Dataset listings of figures:
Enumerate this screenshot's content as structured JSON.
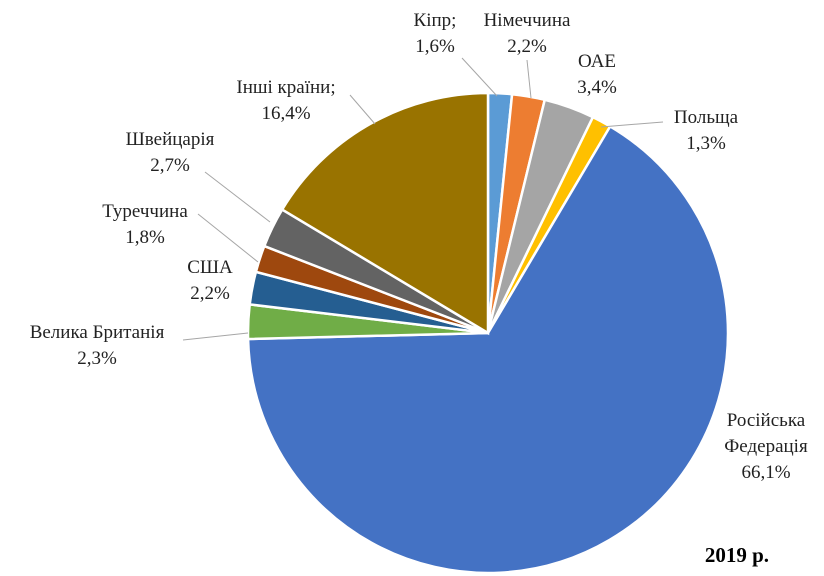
{
  "chart_data": {
    "type": "pie",
    "title": "2019 р.",
    "categories": [
      "Кіпр;",
      "Німеччина",
      "ОАЕ",
      "Польща",
      "Російська Федерація",
      "Велика Британія",
      "США",
      "Туреччина",
      "Швейцарія",
      "Інші країни;"
    ],
    "values": [
      1.6,
      2.2,
      3.4,
      1.3,
      66.1,
      2.3,
      2.2,
      1.8,
      2.7,
      16.4
    ],
    "value_labels": [
      "1,6%",
      "2,2%",
      "3,4%",
      "1,3%",
      "66,1%",
      "2,3%",
      "2,2%",
      "1,8%",
      "2,7%",
      "16,4%"
    ],
    "colors": [
      "#5b9bd5",
      "#ed7d31",
      "#a5a5a5",
      "#ffc000",
      "#4472c4",
      "#70ad47",
      "#255e91",
      "#9e480e",
      "#636363",
      "#997300"
    ]
  }
}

** STATED EXERCISE **
Write out the data precisely as given, excluding the pictures.

** SOLUTION TO THE PROBLEM **
Enumerate this screenshot's content as structured JSON.
{
  "chart_data": {
    "type": "pie",
    "title": "2019 р.",
    "categories": [
      "Кіпр;",
      "Німеччина",
      "ОАЕ",
      "Польща",
      "Російська Федерація",
      "Велика Британія",
      "США",
      "Туреччина",
      "Швейцарія",
      "Інші країни;"
    ],
    "values": [
      1.6,
      2.2,
      3.4,
      1.3,
      66.1,
      2.3,
      2.2,
      1.8,
      2.7,
      16.4
    ],
    "value_labels": [
      "1,6%",
      "2,2%",
      "3,4%",
      "1,3%",
      "66,1%",
      "2,3%",
      "2,2%",
      "1,8%",
      "2,7%",
      "16,4%"
    ],
    "colors": [
      "#5b9bd5",
      "#ed7d31",
      "#a5a5a5",
      "#ffc000",
      "#4472c4",
      "#70ad47",
      "#255e91",
      "#9e480e",
      "#636363",
      "#997300"
    ]
  }
}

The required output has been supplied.